■ **PROBLEM TO SOLVE**:
Pull out every line in the data that has the string "title" in it.

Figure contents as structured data
§

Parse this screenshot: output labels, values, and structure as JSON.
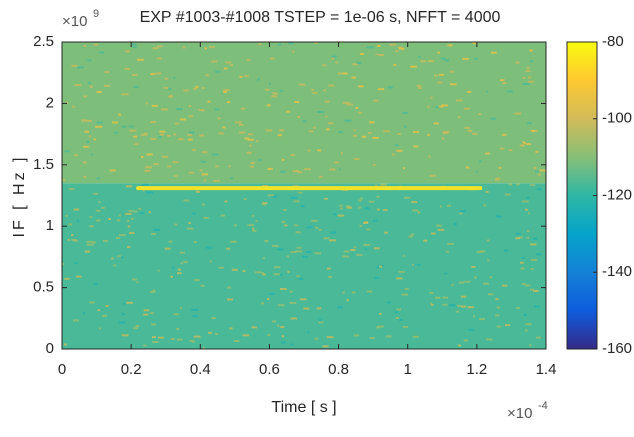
{
  "chart_data": {
    "type": "spectrogram",
    "title": "EXP  #1003-#1008  TSTEP = 1e-06 s,   NFFT = 4000",
    "xlabel": "Time [ s ]",
    "ylabel": "IF [ Hz ]",
    "x_multiplier": "×10",
    "x_exponent": "-4",
    "y_multiplier": "×10",
    "y_exponent": "9",
    "xlim": [
      0,
      0.00014
    ],
    "xticks": [
      0,
      {
        "value": 2e-05,
        "label": "0.2"
      },
      {
        "value": 4e-05,
        "label": "0.4"
      },
      {
        "value": 6e-05,
        "label": "0.6"
      },
      {
        "value": 8e-05,
        "label": "0.8"
      },
      {
        "value": 0.0001,
        "label": "1"
      },
      {
        "value": 0.00012,
        "label": "1.2"
      },
      {
        "value": 0.00014,
        "label": "1.4"
      }
    ],
    "ylim": [
      0,
      2500000000
    ],
    "yticks": [
      0,
      {
        "value": 500000000,
        "label": "0.5"
      },
      {
        "value": 1000000000,
        "label": "1"
      },
      {
        "value": 1500000000,
        "label": "1.5"
      },
      {
        "value": 2000000000,
        "label": "2"
      },
      {
        "value": 2500000000,
        "label": "2.5"
      }
    ],
    "background": {
      "y_edges": [
        0,
        1350000000,
        2500000000
      ],
      "levels": [
        -117,
        -111
      ]
    },
    "series": [
      {
        "color": "#f3e328",
        "x": [
          2.2e-05,
          0.000121
        ],
        "values": [
          1310000000,
          1310000000
        ]
      }
    ],
    "clim": [
      -160,
      -80
    ],
    "colorbar_ticks": [
      -80,
      -100,
      -120,
      -140,
      -160
    ],
    "colormap": [
      "#352a87",
      "#0f5cdd",
      "#1481d6",
      "#06a4ca",
      "#2eb7a4",
      "#87bf77",
      "#d1bb59",
      "#fec832",
      "#f9fb0e"
    ]
  }
}
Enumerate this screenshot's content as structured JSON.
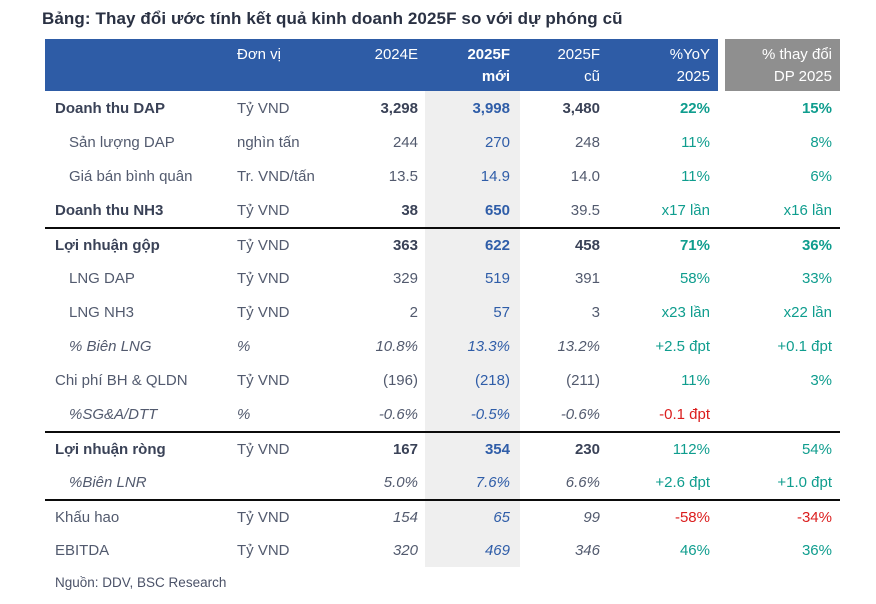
{
  "colors": {
    "header_blue": "#2e5ca6",
    "header_gray": "#8f8f8f",
    "highlight_column": "#efefef",
    "new_estimate_blue": "#2f5da8",
    "positive_teal": "#0f9d8e",
    "negative_red": "#db1d1d",
    "text_dark": "#3a4257"
  },
  "chart_data": {
    "type": "table",
    "title": "Bảng: Thay đổi ước tính kết quả kinh doanh 2025F so với dự phóng cũ",
    "source": "Nguồn: DDV, BSC Research",
    "header": {
      "label": "",
      "unit": "Đơn vị",
      "y2024": "2024E",
      "new1": "2025F",
      "new2": "mới",
      "old1": "2025F",
      "old2": "cũ",
      "yoy1": "%YoY",
      "yoy2": "2025",
      "chg1": "% thay đổi",
      "chg2": "DP 2025"
    },
    "rows": [
      {
        "label": "Doanh thu DAP",
        "unit": "Tỷ VND",
        "y2024": "3,298",
        "new": "3,998",
        "old": "3,480",
        "yoy": "22%",
        "chg": "15%"
      },
      {
        "label": "Sản lượng DAP",
        "unit": "nghìn tấn",
        "y2024": "244",
        "new": "270",
        "old": "248",
        "yoy": "11%",
        "chg": "8%"
      },
      {
        "label": "Giá bán bình quân",
        "unit": "Tr. VND/tấn",
        "y2024": "13.5",
        "new": "14.9",
        "old": "14.0",
        "yoy": "11%",
        "chg": "6%"
      },
      {
        "label": "Doanh thu NH3",
        "unit": "Tỷ VND",
        "y2024": "38",
        "new": "650",
        "old": "39.5",
        "yoy": "x17 lần",
        "chg": "x16 lần"
      },
      {
        "label": "Lợi nhuận gộp",
        "unit": "Tỷ VND",
        "y2024": "363",
        "new": "622",
        "old": "458",
        "yoy": "71%",
        "chg": "36%"
      },
      {
        "label": "LNG DAP",
        "unit": "Tỷ VND",
        "y2024": "329",
        "new": "519",
        "old": "391",
        "yoy": "58%",
        "chg": "33%"
      },
      {
        "label": "LNG NH3",
        "unit": "Tỷ VND",
        "y2024": "2",
        "new": "57",
        "old": "3",
        "yoy": "x23 lần",
        "chg": "x22 lần"
      },
      {
        "label": "% Biên LNG",
        "unit": "%",
        "y2024": "10.8%",
        "new": "13.3%",
        "old": "13.2%",
        "yoy": "+2.5 đpt",
        "chg": "+0.1 đpt"
      },
      {
        "label": "Chi phí BH & QLDN",
        "unit": "Tỷ VND",
        "y2024": "(196)",
        "new": "(218)",
        "old": "(211)",
        "yoy": "11%",
        "chg": "3%"
      },
      {
        "label": "%SG&A/DTT",
        "unit": "%",
        "y2024": "-0.6%",
        "new": "-0.5%",
        "old": "-0.6%",
        "yoy": "-0.1 đpt",
        "chg": ""
      },
      {
        "label": "Lợi nhuận ròng",
        "unit": "Tỷ VND",
        "y2024": "167",
        "new": "354",
        "old": "230",
        "yoy": "112%",
        "chg": "54%"
      },
      {
        "label": "%Biên LNR",
        "unit": "",
        "y2024": "5.0%",
        "new": "7.6%",
        "old": "6.6%",
        "yoy": "+2.6 đpt",
        "chg": "+1.0 đpt"
      },
      {
        "label": "Khấu hao",
        "unit": "Tỷ VND",
        "y2024": "154",
        "new": "65",
        "old": "99",
        "yoy": "-58%",
        "chg": "-34%"
      },
      {
        "label": "EBITDA",
        "unit": "Tỷ VND",
        "y2024": "320",
        "new": "469",
        "old": "346",
        "yoy": "46%",
        "chg": "36%"
      }
    ]
  }
}
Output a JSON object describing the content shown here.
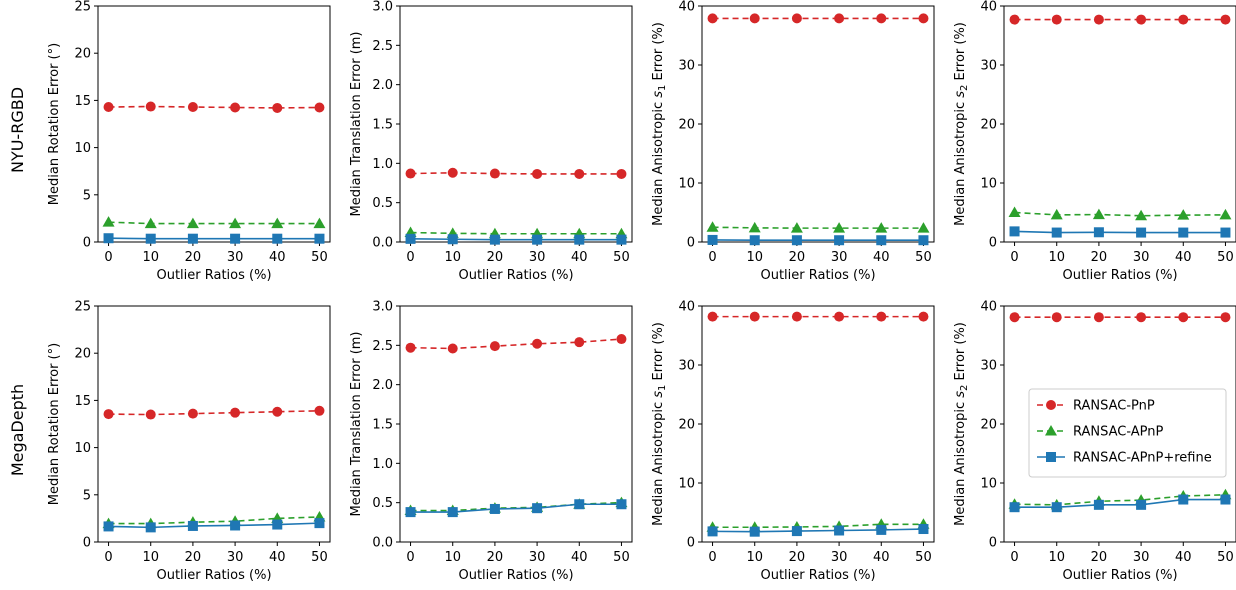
{
  "row_labels": [
    "NYU-RGBD",
    "MegaDepth"
  ],
  "legend": {
    "placement": "right",
    "entries": [
      "RANSAC-PnP",
      "RANSAC-APnP",
      "RANSAC-APnP+refine"
    ]
  },
  "colors": {
    "pnp": "#d62728",
    "apnp": "#2ca02c",
    "refine": "#1f77b4"
  },
  "chart_data": [
    {
      "type": "line",
      "row": "NYU-RGBD",
      "x": [
        0,
        10,
        20,
        30,
        40,
        50
      ],
      "xlabel": "Outlier Ratios (%)",
      "ylabel": "Median Rotation Error (°)",
      "ylim": [
        0,
        25
      ],
      "yticks": [
        0,
        5,
        10,
        15,
        20,
        25
      ],
      "ytick_labels": [
        "0",
        "5",
        "10",
        "15",
        "20",
        "25"
      ],
      "series": [
        {
          "name": "RANSAC-PnP",
          "values": [
            14.3,
            14.35,
            14.3,
            14.25,
            14.2,
            14.25
          ]
        },
        {
          "name": "RANSAC-APnP",
          "values": [
            2.1,
            1.95,
            1.95,
            1.95,
            1.95,
            1.95
          ]
        },
        {
          "name": "RANSAC-APnP+refine",
          "values": [
            0.4,
            0.35,
            0.35,
            0.35,
            0.35,
            0.35
          ]
        }
      ]
    },
    {
      "type": "line",
      "row": "NYU-RGBD",
      "x": [
        0,
        10,
        20,
        30,
        40,
        50
      ],
      "xlabel": "Outlier Ratios (%)",
      "ylabel": "Median Translation Error (m)",
      "ylim": [
        0,
        3
      ],
      "yticks": [
        0,
        0.5,
        1,
        1.5,
        2,
        2.5,
        3
      ],
      "ytick_labels": [
        "0.0",
        "0.5",
        "1.0",
        "1.5",
        "2.0",
        "2.5",
        "3.0"
      ],
      "series": [
        {
          "name": "RANSAC-PnP",
          "values": [
            0.87,
            0.88,
            0.87,
            0.865,
            0.865,
            0.865
          ]
        },
        {
          "name": "RANSAC-APnP",
          "values": [
            0.12,
            0.11,
            0.105,
            0.105,
            0.105,
            0.105
          ]
        },
        {
          "name": "RANSAC-APnP+refine",
          "values": [
            0.04,
            0.035,
            0.03,
            0.03,
            0.03,
            0.03
          ]
        }
      ]
    },
    {
      "type": "line",
      "row": "NYU-RGBD",
      "x": [
        0,
        10,
        20,
        30,
        40,
        50
      ],
      "xlabel": "Outlier Ratios (%)",
      "ylabel": "Median Anisotropic s1 Error (%)",
      "ylabel_subscript": "1",
      "ylim": [
        0,
        40
      ],
      "yticks": [
        0,
        10,
        20,
        30,
        40
      ],
      "ytick_labels": [
        "0",
        "10",
        "20",
        "30",
        "40"
      ],
      "series": [
        {
          "name": "RANSAC-PnP",
          "values": [
            37.9,
            37.9,
            37.9,
            37.9,
            37.9,
            37.9
          ]
        },
        {
          "name": "RANSAC-APnP",
          "values": [
            2.5,
            2.4,
            2.35,
            2.35,
            2.35,
            2.35
          ]
        },
        {
          "name": "RANSAC-APnP+refine",
          "values": [
            0.35,
            0.3,
            0.3,
            0.3,
            0.3,
            0.3
          ]
        }
      ]
    },
    {
      "type": "line",
      "row": "NYU-RGBD",
      "x": [
        0,
        10,
        20,
        30,
        40,
        50
      ],
      "xlabel": "Outlier Ratios (%)",
      "ylabel": "Median Anisotropic s2 Error (%)",
      "ylabel_subscript": "2",
      "ylim": [
        0,
        40
      ],
      "yticks": [
        0,
        10,
        20,
        30,
        40
      ],
      "ytick_labels": [
        "0",
        "10",
        "20",
        "30",
        "40"
      ],
      "series": [
        {
          "name": "RANSAC-PnP",
          "values": [
            37.7,
            37.7,
            37.7,
            37.7,
            37.7,
            37.7
          ]
        },
        {
          "name": "RANSAC-APnP",
          "values": [
            5.0,
            4.6,
            4.65,
            4.45,
            4.55,
            4.6
          ]
        },
        {
          "name": "RANSAC-APnP+refine",
          "values": [
            1.8,
            1.6,
            1.65,
            1.6,
            1.6,
            1.6
          ]
        }
      ]
    },
    {
      "type": "line",
      "row": "MegaDepth",
      "x": [
        0,
        10,
        20,
        30,
        40,
        50
      ],
      "xlabel": "Outlier Ratios (%)",
      "ylabel": "Median Rotation Error (°)",
      "ylim": [
        0,
        25
      ],
      "yticks": [
        0,
        5,
        10,
        15,
        20,
        25
      ],
      "ytick_labels": [
        "0",
        "5",
        "10",
        "15",
        "20",
        "25"
      ],
      "series": [
        {
          "name": "RANSAC-PnP",
          "values": [
            13.55,
            13.5,
            13.6,
            13.7,
            13.8,
            13.9
          ]
        },
        {
          "name": "RANSAC-APnP",
          "values": [
            1.95,
            1.95,
            2.1,
            2.2,
            2.5,
            2.65
          ]
        },
        {
          "name": "RANSAC-APnP+refine",
          "values": [
            1.65,
            1.55,
            1.7,
            1.75,
            1.85,
            2.0
          ]
        }
      ]
    },
    {
      "type": "line",
      "row": "MegaDepth",
      "x": [
        0,
        10,
        20,
        30,
        40,
        50
      ],
      "xlabel": "Outlier Ratios (%)",
      "ylabel": "Median Translation Error (m)",
      "ylim": [
        0,
        3
      ],
      "yticks": [
        0,
        0.5,
        1,
        1.5,
        2,
        2.5,
        3
      ],
      "ytick_labels": [
        "0.0",
        "0.5",
        "1.0",
        "1.5",
        "2.0",
        "2.5",
        "3.0"
      ],
      "series": [
        {
          "name": "RANSAC-PnP",
          "values": [
            2.47,
            2.46,
            2.49,
            2.52,
            2.54,
            2.58
          ]
        },
        {
          "name": "RANSAC-APnP",
          "values": [
            0.4,
            0.4,
            0.43,
            0.44,
            0.48,
            0.5
          ]
        },
        {
          "name": "RANSAC-APnP+refine",
          "values": [
            0.38,
            0.38,
            0.42,
            0.43,
            0.48,
            0.48
          ]
        }
      ]
    },
    {
      "type": "line",
      "row": "MegaDepth",
      "x": [
        0,
        10,
        20,
        30,
        40,
        50
      ],
      "xlabel": "Outlier Ratios (%)",
      "ylabel": "Median Anisotropic s1 Error (%)",
      "ylabel_subscript": "1",
      "ylim": [
        0,
        40
      ],
      "yticks": [
        0,
        10,
        20,
        30,
        40
      ],
      "ytick_labels": [
        "0",
        "10",
        "20",
        "30",
        "40"
      ],
      "series": [
        {
          "name": "RANSAC-PnP",
          "values": [
            38.2,
            38.2,
            38.2,
            38.2,
            38.2,
            38.2
          ]
        },
        {
          "name": "RANSAC-APnP",
          "values": [
            2.5,
            2.5,
            2.55,
            2.65,
            3.0,
            3.0
          ]
        },
        {
          "name": "RANSAC-APnP+refine",
          "values": [
            1.8,
            1.75,
            1.85,
            1.95,
            2.05,
            2.2
          ]
        }
      ]
    },
    {
      "type": "line",
      "row": "MegaDepth",
      "x": [
        0,
        10,
        20,
        30,
        40,
        50
      ],
      "xlabel": "Outlier Ratios (%)",
      "ylabel": "Median Anisotropic s2 Error (%)",
      "ylabel_subscript": "2",
      "ylim": [
        0,
        40
      ],
      "yticks": [
        0,
        10,
        20,
        30,
        40
      ],
      "ytick_labels": [
        "0",
        "10",
        "20",
        "30",
        "40"
      ],
      "series": [
        {
          "name": "RANSAC-PnP",
          "values": [
            38.1,
            38.1,
            38.1,
            38.1,
            38.1,
            38.1
          ]
        },
        {
          "name": "RANSAC-APnP",
          "values": [
            6.4,
            6.3,
            6.9,
            7.1,
            7.8,
            8.0
          ]
        },
        {
          "name": "RANSAC-APnP+refine",
          "values": [
            5.9,
            5.9,
            6.3,
            6.3,
            7.2,
            7.2
          ]
        }
      ]
    }
  ]
}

§

■ **COMPLETED EXERCISE**:
    "title": "EXP  #1003-#1008  TSTEP = 1e-06 s,   NFFT = 4000",
    "title": "Bảng: Thay đổi ước tính kết quả kinh doanh 2025F so với dự phóng cũ",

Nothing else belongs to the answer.